-------- Data section --------

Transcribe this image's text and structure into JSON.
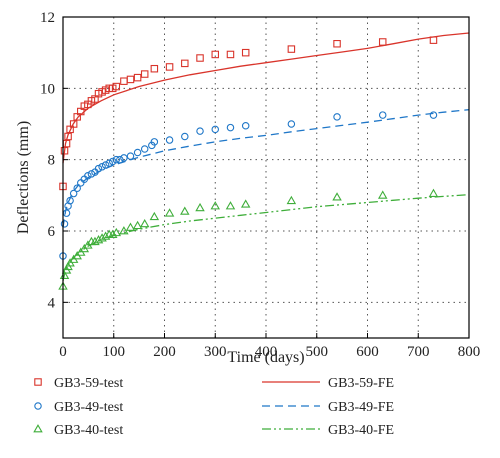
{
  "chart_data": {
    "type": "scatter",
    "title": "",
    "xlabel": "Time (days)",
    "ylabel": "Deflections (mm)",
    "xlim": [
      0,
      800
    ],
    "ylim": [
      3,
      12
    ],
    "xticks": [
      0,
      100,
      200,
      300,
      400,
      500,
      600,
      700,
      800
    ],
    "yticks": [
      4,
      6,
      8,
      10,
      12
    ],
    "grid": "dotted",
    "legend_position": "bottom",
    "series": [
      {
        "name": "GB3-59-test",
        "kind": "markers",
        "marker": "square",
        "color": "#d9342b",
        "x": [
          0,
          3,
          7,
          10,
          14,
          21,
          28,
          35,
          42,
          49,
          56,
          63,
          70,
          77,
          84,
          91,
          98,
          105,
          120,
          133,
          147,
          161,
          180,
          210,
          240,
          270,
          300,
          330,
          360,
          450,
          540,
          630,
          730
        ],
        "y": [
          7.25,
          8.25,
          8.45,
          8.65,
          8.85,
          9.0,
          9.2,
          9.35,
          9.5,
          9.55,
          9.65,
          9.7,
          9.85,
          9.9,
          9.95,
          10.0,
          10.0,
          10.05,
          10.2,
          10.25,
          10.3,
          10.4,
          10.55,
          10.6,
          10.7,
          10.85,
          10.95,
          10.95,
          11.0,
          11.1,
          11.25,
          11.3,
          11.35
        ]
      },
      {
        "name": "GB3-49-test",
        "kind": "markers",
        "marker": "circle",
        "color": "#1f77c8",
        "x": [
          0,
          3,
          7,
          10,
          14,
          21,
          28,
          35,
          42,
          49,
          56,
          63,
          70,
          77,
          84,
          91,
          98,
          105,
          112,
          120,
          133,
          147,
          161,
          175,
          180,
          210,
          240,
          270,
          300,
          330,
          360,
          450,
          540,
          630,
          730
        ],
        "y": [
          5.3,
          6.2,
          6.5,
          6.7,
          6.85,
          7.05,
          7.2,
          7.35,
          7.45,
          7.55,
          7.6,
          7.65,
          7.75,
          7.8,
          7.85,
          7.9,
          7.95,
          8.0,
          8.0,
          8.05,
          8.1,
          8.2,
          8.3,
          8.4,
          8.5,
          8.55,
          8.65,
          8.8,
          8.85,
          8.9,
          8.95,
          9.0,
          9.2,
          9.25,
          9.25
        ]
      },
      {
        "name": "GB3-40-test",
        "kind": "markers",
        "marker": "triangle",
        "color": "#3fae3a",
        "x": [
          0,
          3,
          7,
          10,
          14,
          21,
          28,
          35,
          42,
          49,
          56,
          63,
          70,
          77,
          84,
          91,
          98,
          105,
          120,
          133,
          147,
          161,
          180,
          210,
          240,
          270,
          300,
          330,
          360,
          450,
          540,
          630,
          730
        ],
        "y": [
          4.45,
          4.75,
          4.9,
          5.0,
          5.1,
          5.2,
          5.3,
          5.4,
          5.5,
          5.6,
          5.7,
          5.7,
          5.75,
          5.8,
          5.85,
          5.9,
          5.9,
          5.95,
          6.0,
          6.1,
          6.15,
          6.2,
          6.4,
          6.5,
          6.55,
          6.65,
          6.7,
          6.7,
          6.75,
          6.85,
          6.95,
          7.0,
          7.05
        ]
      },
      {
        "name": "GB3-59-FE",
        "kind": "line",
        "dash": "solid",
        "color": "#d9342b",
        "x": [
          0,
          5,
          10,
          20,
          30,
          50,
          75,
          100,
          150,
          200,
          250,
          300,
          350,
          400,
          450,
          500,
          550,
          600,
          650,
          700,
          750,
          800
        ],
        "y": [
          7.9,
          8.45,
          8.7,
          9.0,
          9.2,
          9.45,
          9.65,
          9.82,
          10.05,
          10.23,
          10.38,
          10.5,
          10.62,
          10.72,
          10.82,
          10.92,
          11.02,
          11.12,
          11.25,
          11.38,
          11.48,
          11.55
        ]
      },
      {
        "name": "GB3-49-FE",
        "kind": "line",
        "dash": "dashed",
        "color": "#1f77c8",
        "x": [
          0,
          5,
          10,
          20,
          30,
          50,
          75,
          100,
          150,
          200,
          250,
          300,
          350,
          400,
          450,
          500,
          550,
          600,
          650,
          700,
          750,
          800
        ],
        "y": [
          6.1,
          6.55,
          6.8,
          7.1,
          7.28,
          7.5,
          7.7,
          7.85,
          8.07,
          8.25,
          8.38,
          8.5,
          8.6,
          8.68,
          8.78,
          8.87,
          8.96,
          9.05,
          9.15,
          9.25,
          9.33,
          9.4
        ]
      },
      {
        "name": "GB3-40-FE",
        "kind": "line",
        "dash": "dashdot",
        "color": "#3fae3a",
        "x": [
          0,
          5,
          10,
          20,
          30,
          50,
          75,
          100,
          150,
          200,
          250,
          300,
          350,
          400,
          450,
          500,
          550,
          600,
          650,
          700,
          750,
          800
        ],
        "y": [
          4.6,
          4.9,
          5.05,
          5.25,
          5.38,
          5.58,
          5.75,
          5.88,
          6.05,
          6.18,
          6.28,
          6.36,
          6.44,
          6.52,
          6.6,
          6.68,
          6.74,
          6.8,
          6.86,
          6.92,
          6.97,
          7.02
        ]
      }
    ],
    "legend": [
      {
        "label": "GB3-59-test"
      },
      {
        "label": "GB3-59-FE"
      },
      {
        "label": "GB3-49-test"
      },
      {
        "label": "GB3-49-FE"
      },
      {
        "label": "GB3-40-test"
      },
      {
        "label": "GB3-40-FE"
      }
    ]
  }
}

--------

- Instructions to follow:
Every line of the listing that holds "test" should be found and copied.

- Correct answer:
        "name": "GB3-59-test",
        "name": "GB3-49-test",
        "name": "GB3-40-test",
        "label": "GB3-59-test"
        "label": "GB3-49-test"
        "label": "GB3-40-test"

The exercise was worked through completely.